▸ **Work to be completed**
Return the listing below exactly, with the pictures dropped.

-- Begin Raw records --

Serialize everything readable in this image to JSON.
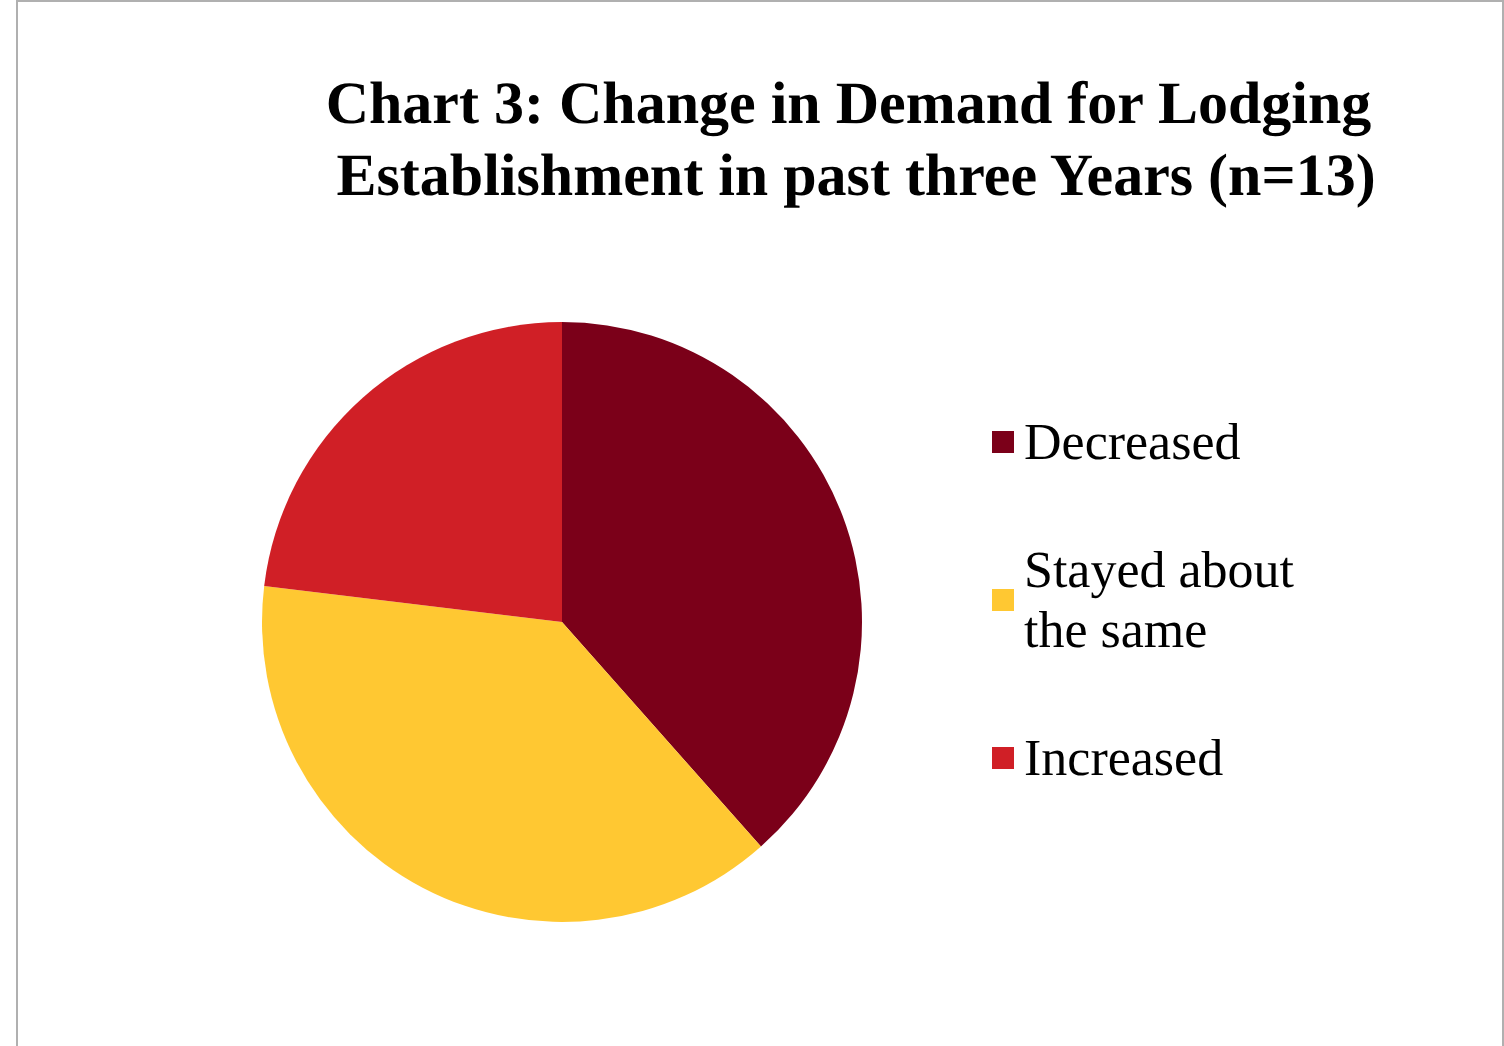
{
  "chart_data": {
    "type": "pie",
    "title": "Chart 3: Change in Demand for Lodging Establishment in past three Years (n=13)",
    "categories": [
      "Decreased",
      "Stayed about the same",
      "Increased"
    ],
    "values": [
      38.46,
      38.46,
      23.08
    ],
    "colors": [
      "#7b0019",
      "#ffc832",
      "#d01f26"
    ],
    "legend": "right"
  }
}
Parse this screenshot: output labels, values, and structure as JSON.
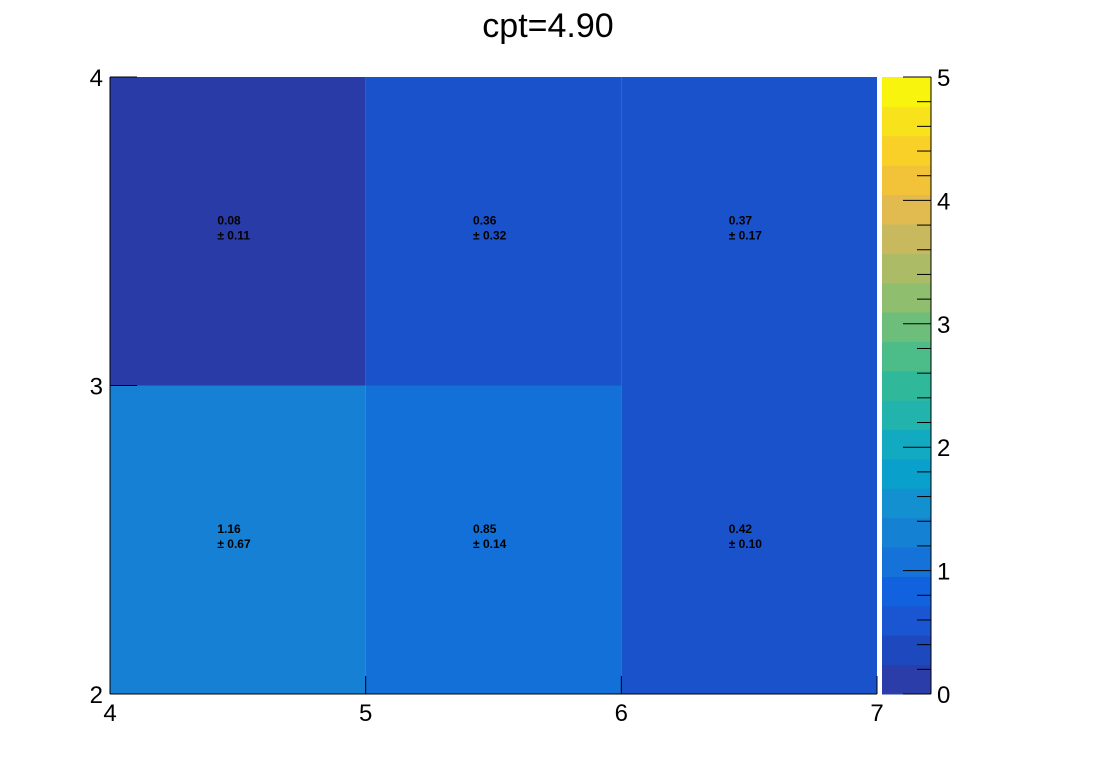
{
  "chart_data": {
    "type": "heatmap",
    "title": "cpt=4.90",
    "xlabel": "",
    "ylabel": "",
    "x_edges": [
      4,
      5,
      6,
      7
    ],
    "y_edges": [
      2,
      3,
      4
    ],
    "x_ticks": [
      4,
      5,
      6,
      7
    ],
    "y_ticks": [
      2,
      3,
      4
    ],
    "zlim": [
      0,
      5
    ],
    "z_ticks": [
      0,
      1,
      2,
      3,
      4,
      5
    ],
    "cells": [
      {
        "x": [
          4,
          5
        ],
        "y": [
          3,
          4
        ],
        "value": "0.08",
        "error": "± 0.11",
        "color": "#283ba6"
      },
      {
        "x": [
          5,
          6
        ],
        "y": [
          3,
          4
        ],
        "value": "0.36",
        "error": "± 0.32",
        "color": "#1a52cc"
      },
      {
        "x": [
          6,
          7
        ],
        "y": [
          3,
          4
        ],
        "value": "0.37",
        "error": "± 0.17",
        "color": "#1a52cc"
      },
      {
        "x": [
          4,
          5
        ],
        "y": [
          2,
          3
        ],
        "value": "1.16",
        "error": "± 0.67",
        "color": "#1580d4"
      },
      {
        "x": [
          5,
          6
        ],
        "y": [
          2,
          3
        ],
        "value": "0.85",
        "error": "± 0.14",
        "color": "#1270d8"
      },
      {
        "x": [
          6,
          7
        ],
        "y": [
          2,
          3
        ],
        "value": "0.42",
        "error": "± 0.10",
        "color": "#1a52cc"
      }
    ],
    "palette": [
      "#2b3da8",
      "#1e48bd",
      "#1a56d2",
      "#1262df",
      "#1472d9",
      "#1581d2",
      "#1290d0",
      "#0aa0cc",
      "#12aac0",
      "#22b3ac",
      "#30b89b",
      "#4cbc88",
      "#6cbe7a",
      "#8fbe6e",
      "#acbb66",
      "#c9b95e",
      "#e1bb50",
      "#f2c338",
      "#f8d028",
      "#f7e21c",
      "#f8f40e"
    ],
    "grid": false
  }
}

-- End Raw records --

▸ **Solution to this task**
Serialize everything readable in this image to JSON.
{
  "chart_data": {
    "type": "pie",
    "title": "Chart 3: Change in Demand for Lodging Establishment in past three Years (n=13)",
    "categories": [
      "Decreased",
      "Stayed about the same",
      "Increased"
    ],
    "values": [
      38.46,
      38.46,
      23.08
    ],
    "colors": [
      "#7b0019",
      "#ffc832",
      "#d01f26"
    ],
    "legend": "right"
  }
}
Parse this screenshot: output labels, values, and structure as JSON.
{
  "chart_data": {
    "type": "heatmap",
    "title": "cpt=4.90",
    "xlabel": "",
    "ylabel": "",
    "x_edges": [
      4,
      5,
      6,
      7
    ],
    "y_edges": [
      2,
      3,
      4
    ],
    "x_ticks": [
      4,
      5,
      6,
      7
    ],
    "y_ticks": [
      2,
      3,
      4
    ],
    "zlim": [
      0,
      5
    ],
    "z_ticks": [
      0,
      1,
      2,
      3,
      4,
      5
    ],
    "cells": [
      {
        "x": [
          4,
          5
        ],
        "y": [
          3,
          4
        ],
        "value": "0.08",
        "error": "± 0.11",
        "color": "#283ba6"
      },
      {
        "x": [
          5,
          6
        ],
        "y": [
          3,
          4
        ],
        "value": "0.36",
        "error": "± 0.32",
        "color": "#1a52cc"
      },
      {
        "x": [
          6,
          7
        ],
        "y": [
          3,
          4
        ],
        "value": "0.37",
        "error": "± 0.17",
        "color": "#1a52cc"
      },
      {
        "x": [
          4,
          5
        ],
        "y": [
          2,
          3
        ],
        "value": "1.16",
        "error": "± 0.67",
        "color": "#1580d4"
      },
      {
        "x": [
          5,
          6
        ],
        "y": [
          2,
          3
        ],
        "value": "0.85",
        "error": "± 0.14",
        "color": "#1270d8"
      },
      {
        "x": [
          6,
          7
        ],
        "y": [
          2,
          3
        ],
        "value": "0.42",
        "error": "± 0.10",
        "color": "#1a52cc"
      }
    ],
    "palette": [
      "#2b3da8",
      "#1e48bd",
      "#1a56d2",
      "#1262df",
      "#1472d9",
      "#1581d2",
      "#1290d0",
      "#0aa0cc",
      "#12aac0",
      "#22b3ac",
      "#30b89b",
      "#4cbc88",
      "#6cbe7a",
      "#8fbe6e",
      "#acbb66",
      "#c9b95e",
      "#e1bb50",
      "#f2c338",
      "#f8d028",
      "#f7e21c",
      "#f8f40e"
    ],
    "grid": false
  }
}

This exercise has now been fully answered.